- _Data provided_:
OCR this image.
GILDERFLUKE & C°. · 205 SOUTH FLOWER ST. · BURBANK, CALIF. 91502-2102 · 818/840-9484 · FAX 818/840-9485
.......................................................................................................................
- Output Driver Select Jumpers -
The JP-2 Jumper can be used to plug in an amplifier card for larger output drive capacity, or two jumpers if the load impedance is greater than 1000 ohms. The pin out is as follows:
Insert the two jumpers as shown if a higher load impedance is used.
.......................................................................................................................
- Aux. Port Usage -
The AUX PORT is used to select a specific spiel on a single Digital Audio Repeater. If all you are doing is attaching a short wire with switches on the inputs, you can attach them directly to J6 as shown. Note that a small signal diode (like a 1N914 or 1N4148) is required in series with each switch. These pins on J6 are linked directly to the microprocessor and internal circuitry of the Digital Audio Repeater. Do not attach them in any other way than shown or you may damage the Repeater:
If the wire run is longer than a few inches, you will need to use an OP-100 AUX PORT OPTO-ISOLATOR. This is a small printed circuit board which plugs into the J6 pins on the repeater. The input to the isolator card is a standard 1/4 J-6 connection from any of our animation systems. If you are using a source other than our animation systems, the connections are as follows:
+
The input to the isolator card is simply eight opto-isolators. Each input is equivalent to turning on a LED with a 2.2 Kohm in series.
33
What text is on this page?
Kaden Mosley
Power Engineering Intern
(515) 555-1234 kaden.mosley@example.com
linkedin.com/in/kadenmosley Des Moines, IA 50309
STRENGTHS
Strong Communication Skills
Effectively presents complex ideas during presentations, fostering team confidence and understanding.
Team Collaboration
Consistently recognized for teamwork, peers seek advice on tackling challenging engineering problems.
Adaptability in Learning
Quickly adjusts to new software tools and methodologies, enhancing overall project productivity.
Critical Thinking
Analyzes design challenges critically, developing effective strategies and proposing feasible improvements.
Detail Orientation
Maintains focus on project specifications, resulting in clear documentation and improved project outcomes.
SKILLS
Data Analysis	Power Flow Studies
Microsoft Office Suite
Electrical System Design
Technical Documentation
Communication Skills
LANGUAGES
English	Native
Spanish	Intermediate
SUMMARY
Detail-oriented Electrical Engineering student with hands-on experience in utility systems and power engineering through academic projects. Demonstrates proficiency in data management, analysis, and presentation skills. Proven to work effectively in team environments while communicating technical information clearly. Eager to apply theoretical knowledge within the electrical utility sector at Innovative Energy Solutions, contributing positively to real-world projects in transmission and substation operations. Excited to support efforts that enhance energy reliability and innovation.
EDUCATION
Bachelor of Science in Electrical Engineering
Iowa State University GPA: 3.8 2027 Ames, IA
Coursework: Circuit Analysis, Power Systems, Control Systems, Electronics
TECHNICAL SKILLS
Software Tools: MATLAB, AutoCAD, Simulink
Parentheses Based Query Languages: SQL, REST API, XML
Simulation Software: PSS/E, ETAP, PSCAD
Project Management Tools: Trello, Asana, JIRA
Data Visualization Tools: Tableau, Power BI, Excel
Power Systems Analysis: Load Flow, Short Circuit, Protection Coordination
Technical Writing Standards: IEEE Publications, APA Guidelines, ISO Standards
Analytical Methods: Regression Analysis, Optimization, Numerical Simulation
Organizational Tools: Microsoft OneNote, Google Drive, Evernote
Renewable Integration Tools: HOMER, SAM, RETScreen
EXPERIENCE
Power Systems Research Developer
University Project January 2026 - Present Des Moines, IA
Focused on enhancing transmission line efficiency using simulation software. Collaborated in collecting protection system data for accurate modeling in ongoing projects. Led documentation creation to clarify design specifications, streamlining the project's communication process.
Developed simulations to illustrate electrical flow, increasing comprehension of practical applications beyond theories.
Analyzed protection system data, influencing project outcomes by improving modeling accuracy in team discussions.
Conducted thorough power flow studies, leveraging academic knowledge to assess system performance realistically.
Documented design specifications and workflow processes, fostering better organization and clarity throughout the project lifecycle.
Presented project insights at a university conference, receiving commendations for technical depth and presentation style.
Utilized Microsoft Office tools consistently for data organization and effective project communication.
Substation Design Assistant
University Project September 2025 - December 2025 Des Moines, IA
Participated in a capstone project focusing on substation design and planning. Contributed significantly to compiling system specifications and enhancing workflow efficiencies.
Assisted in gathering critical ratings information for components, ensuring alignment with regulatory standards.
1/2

- _Directions_: Take the listing above and set it down exactly.

- _Written solution_:
OCR this image.
GILDERFLUKE & C°. · 205 SOUTH FLOWER ST. · BURBANK, CALIF. 91502-2102 · 818/840-9484 · FAX 818/840-9485
.......................................................................................................................
- Output Driver Select Jumpers -
The JP-2 Jumper can be used to plug in an amplifier card for larger output drive capacity, or two jumpers if the load impedance is greater than 1000 ohms. The pin out is as follows:
Insert the two jumpers as shown if a higher load impedance is used.
.......................................................................................................................
- Aux. Port Usage -
The AUX PORT is used to select a specific spiel on a single Digital Audio Repeater. If all you are doing is attaching a short wire with switches on the inputs, you can attach them directly to J6 as shown. Note that a small signal diode (like a 1N914 or 1N4148) is required in series with each switch. These pins on J6 are linked directly to the microprocessor and internal circuitry of the Digital Audio Repeater. Do not attach them in any other way than shown or you may damage the Repeater:
If the wire run is longer than a few inches, you will need to use an OP-100 AUX PORT OPTO-ISOLATOR. This is a small printed circuit board which plugs into the J6 pins on the repeater. The input to the isolator card is a standard 1/4 J-6 connection from any of our animation systems. If you are using a source other than our animation systems, the connections are as follows:
+
The input to the isolator card is simply eight opto-isolators. Each input is equivalent to turning on a LED with a 2.2 Kohm in series.
33
What text is on this page?
Kaden Mosley
Power Engineering Intern
(515) 555-1234 kaden.mosley@example.com
linkedin.com/in/kadenmosley Des Moines, IA 50309
STRENGTHS
Strong Communication Skills
Effectively presents complex ideas during presentations, fostering team confidence and understanding.
Team Collaboration
Consistently recognized for teamwork, peers seek advice on tackling challenging engineering problems.
Adaptability in Learning
Quickly adjusts to new software tools and methodologies, enhancing overall project productivity.
Critical Thinking
Analyzes design challenges critically, developing effective strategies and proposing feasible improvements.
Detail Orientation
Maintains focus on project specifications, resulting in clear documentation and improved project outcomes.
SKILLS
Data Analysis	Power Flow Studies
Microsoft Office Suite
Electrical System Design
Technical Documentation
Communication Skills
LANGUAGES
English	Native
Spanish	Intermediate
SUMMARY
Detail-oriented Electrical Engineering student with hands-on experience in utility systems and power engineering through academic projects. Demonstrates proficiency in data management, analysis, and presentation skills. Proven to work effectively in team environments while communicating technical information clearly. Eager to apply theoretical knowledge within the electrical utility sector at Innovative Energy Solutions, contributing positively to real-world projects in transmission and substation operations. Excited to support efforts that enhance energy reliability and innovation.
EDUCATION
Bachelor of Science in Electrical Engineering
Iowa State University GPA: 3.8 2027 Ames, IA
Coursework: Circuit Analysis, Power Systems, Control Systems, Electronics
TECHNICAL SKILLS
Software Tools: MATLAB, AutoCAD, Simulink
Parentheses Based Query Languages: SQL, REST API, XML
Simulation Software: PSS/E, ETAP, PSCAD
Project Management Tools: Trello, Asana, JIRA
Data Visualization Tools: Tableau, Power BI, Excel
Power Systems Analysis: Load Flow, Short Circuit, Protection Coordination
Technical Writing Standards: IEEE Publications, APA Guidelines, ISO Standards
Analytical Methods: Regression Analysis, Optimization, Numerical Simulation
Organizational Tools: Microsoft OneNote, Google Drive, Evernote
Renewable Integration Tools: HOMER, SAM, RETScreen
EXPERIENCE
Power Systems Research Developer
University Project January 2026 - Present Des Moines, IA
Focused on enhancing transmission line efficiency using simulation software. Collaborated in collecting protection system data for accurate modeling in ongoing projects. Led documentation creation to clarify design specifications, streamlining the project's communication process.
Developed simulations to illustrate electrical flow, increasing comprehension of practical applications beyond theories.
Analyzed protection system data, influencing project outcomes by improving modeling accuracy in team discussions.
Conducted thorough power flow studies, leveraging academic knowledge to assess system performance realistically.
Documented design specifications and workflow processes, fostering better organization and clarity throughout the project lifecycle.
Presented project insights at a university conference, receiving commendations for technical depth and presentation style.
Utilized Microsoft Office tools consistently for data organization and effective project communication.
Substation Design Assistant
University Project September 2025 - December 2025 Des Moines, IA
Participated in a capstone project focusing on substation design and planning. Contributed significantly to compiling system specifications and enhancing workflow efficiencies.
Assisted in gathering critical ratings information for components, ensuring alignment with regulatory standards.
1/2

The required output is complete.